Prescription drug prices continue to skyrocket each year, with the prices of brand name drugs increasing at an exorbitant rate. An AARP study found that in 2018, retail prices for 267 widely used brand name prescription drugs increased by 5.8 percent, more than twice the rate of inflation. See Stephen W. Schondelmeyer & Leigh Purvis, AARP Pub. Policy Inst., Brand Name Drug Prices Increase More than Twice as Fast as Inflation in 2018 (2019).

These escalating drug prices disproportionately hurt older adults. Many older adults, who average 4.5 brand name prescription medications each month, cannot afford them. Id. As a result, many risk their health by not filling their prescriptions or by taking less than the prescribed dose. See Ashley Kirzinger, Data Note: Prescription Drugs and Older Adults, Kaiser Fam. Found. (Aug. 9, 2019).

States and other stakeholders are taking various actions to lower the price of drugs for consumers. The State of California enacted Assembly Bill 824, also known as the California Pay-For-Delay Bill, to combat the effect that anticompetitive prescription drug agreements have on consumers. A.B. 824, Reg. Sess. (Cal. 2019). The law is the first-of-its-kind. Its specific targets are pay-for-delay agreements. These are settlements where a brand name drug manufacturer agrees to settle a patent lawsuit by paying a generic drug company to delay entering the market. During the delay, the branded manufacturer has a monopoly on the market and can charge consumers higher prices for the drug. As a result, consumers pay millions more for the brand name drug because they cannot access a lower-cost generic.

▸ Available data:
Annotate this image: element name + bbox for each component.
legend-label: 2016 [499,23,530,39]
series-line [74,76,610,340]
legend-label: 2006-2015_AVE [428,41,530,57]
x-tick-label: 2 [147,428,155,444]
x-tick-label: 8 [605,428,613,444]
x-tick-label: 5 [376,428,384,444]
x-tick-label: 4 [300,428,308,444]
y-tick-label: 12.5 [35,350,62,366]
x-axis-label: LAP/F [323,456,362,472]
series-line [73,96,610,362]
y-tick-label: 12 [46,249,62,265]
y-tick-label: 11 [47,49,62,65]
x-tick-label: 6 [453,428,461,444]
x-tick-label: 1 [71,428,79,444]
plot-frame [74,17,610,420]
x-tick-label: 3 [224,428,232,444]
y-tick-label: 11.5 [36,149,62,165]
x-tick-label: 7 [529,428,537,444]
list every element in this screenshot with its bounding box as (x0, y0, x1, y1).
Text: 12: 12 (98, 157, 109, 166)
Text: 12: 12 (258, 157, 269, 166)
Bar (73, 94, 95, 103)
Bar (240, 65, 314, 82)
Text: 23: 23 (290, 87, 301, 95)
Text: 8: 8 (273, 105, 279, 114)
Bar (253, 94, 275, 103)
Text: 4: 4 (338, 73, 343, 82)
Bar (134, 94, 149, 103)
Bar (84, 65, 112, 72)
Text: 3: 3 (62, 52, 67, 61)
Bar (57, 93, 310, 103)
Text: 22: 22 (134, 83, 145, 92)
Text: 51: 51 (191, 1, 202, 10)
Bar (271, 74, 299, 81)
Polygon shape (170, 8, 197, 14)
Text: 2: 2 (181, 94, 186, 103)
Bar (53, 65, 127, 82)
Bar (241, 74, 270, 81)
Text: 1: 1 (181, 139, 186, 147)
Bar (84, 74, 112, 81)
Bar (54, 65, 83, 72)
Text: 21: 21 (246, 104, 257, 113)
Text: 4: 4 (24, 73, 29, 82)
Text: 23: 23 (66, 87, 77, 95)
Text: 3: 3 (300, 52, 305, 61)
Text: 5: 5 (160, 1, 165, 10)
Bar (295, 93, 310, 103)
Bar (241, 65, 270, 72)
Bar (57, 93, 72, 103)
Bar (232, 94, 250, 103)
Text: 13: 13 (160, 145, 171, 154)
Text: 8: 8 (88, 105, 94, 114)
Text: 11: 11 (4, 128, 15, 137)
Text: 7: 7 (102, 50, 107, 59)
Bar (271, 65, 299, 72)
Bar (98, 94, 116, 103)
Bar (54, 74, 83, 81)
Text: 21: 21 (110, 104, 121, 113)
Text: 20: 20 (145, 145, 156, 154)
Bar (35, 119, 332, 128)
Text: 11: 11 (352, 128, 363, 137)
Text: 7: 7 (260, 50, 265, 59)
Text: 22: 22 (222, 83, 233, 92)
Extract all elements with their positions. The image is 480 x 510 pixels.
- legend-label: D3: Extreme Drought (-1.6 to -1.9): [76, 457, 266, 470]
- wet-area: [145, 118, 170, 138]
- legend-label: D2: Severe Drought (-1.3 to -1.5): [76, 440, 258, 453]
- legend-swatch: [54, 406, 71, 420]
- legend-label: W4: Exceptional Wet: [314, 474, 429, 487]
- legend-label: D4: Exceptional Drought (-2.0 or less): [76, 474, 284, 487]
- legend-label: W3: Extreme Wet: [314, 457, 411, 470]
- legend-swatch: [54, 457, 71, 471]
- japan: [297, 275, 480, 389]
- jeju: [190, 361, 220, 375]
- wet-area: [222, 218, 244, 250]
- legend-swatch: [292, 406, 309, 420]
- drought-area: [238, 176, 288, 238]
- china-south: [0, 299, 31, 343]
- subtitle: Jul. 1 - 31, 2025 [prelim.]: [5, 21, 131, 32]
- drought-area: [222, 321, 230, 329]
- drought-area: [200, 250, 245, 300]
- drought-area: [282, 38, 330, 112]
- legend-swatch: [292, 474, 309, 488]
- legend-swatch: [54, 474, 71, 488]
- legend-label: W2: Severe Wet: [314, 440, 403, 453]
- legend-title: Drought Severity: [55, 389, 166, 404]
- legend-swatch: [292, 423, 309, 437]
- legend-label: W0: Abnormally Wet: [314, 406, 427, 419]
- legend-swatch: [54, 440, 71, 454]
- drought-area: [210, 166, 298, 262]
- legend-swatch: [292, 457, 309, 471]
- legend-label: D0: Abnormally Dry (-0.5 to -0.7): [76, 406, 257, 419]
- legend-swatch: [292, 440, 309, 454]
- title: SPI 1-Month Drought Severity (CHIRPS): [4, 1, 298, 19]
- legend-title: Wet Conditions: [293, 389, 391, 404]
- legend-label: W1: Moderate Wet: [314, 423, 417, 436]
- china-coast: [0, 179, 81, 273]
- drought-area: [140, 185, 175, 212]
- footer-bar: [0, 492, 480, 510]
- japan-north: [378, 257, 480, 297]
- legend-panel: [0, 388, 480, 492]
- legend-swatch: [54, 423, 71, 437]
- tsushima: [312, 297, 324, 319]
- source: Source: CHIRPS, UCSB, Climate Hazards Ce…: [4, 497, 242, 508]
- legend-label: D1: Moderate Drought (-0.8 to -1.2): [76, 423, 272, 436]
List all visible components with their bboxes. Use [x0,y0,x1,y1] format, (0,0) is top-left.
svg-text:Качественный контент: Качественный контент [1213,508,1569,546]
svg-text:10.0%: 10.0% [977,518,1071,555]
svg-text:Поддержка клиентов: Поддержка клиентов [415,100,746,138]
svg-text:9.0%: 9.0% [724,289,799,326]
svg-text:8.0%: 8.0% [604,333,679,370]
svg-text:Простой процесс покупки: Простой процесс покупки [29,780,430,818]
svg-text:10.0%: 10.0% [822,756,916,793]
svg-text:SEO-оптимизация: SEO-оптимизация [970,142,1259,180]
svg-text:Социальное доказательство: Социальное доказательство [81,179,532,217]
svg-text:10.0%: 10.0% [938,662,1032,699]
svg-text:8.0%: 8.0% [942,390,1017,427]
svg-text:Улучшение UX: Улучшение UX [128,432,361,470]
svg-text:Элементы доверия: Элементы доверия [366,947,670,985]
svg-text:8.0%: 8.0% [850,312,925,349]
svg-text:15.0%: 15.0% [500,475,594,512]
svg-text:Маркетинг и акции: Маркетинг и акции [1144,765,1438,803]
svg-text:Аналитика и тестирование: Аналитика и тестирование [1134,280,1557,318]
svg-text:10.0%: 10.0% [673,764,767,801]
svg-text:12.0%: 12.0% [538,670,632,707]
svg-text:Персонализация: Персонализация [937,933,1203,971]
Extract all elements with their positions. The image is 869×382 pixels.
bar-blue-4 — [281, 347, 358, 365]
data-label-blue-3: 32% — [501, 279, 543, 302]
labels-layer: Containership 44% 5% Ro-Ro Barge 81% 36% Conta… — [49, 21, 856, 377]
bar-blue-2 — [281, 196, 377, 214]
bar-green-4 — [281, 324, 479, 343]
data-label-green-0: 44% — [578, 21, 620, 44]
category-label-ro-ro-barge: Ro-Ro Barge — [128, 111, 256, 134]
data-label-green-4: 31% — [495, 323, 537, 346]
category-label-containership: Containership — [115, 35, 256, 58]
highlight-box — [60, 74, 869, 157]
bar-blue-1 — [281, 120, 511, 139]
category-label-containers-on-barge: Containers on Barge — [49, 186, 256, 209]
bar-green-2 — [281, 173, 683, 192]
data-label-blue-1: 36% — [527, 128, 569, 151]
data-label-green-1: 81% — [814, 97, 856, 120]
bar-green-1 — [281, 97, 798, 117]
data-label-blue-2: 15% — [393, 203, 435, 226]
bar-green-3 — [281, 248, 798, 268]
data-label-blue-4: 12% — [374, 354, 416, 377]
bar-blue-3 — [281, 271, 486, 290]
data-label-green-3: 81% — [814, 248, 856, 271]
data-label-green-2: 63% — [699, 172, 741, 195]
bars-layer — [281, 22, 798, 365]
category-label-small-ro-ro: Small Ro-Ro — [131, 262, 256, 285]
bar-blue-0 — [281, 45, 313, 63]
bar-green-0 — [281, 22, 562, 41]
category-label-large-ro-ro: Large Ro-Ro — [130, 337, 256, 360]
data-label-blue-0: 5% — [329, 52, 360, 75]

▸ Work to be completed: Write out the drug-price text again, starting at the words "Prescription drug prices" and ending after "in 2018 (2019).", replacing "skyrocket" with "soar". The records aren't needed here.

▸ Response to the task:
Prescription drug prices continue to soar each year, with the prices of brand name drugs increasing at an exorbitant rate. An AARP study found that in 2018, retail prices for 267 widely used brand name prescription drugs increased by 5.8 percent, more than twice the rate of inflation. See Stephen W. Schondelmeyer & Leigh Purvis, AARP Pub. Policy Inst., Brand Name Drug Prices Increase More than Twice as Fast as Inflation in 2018 (2019).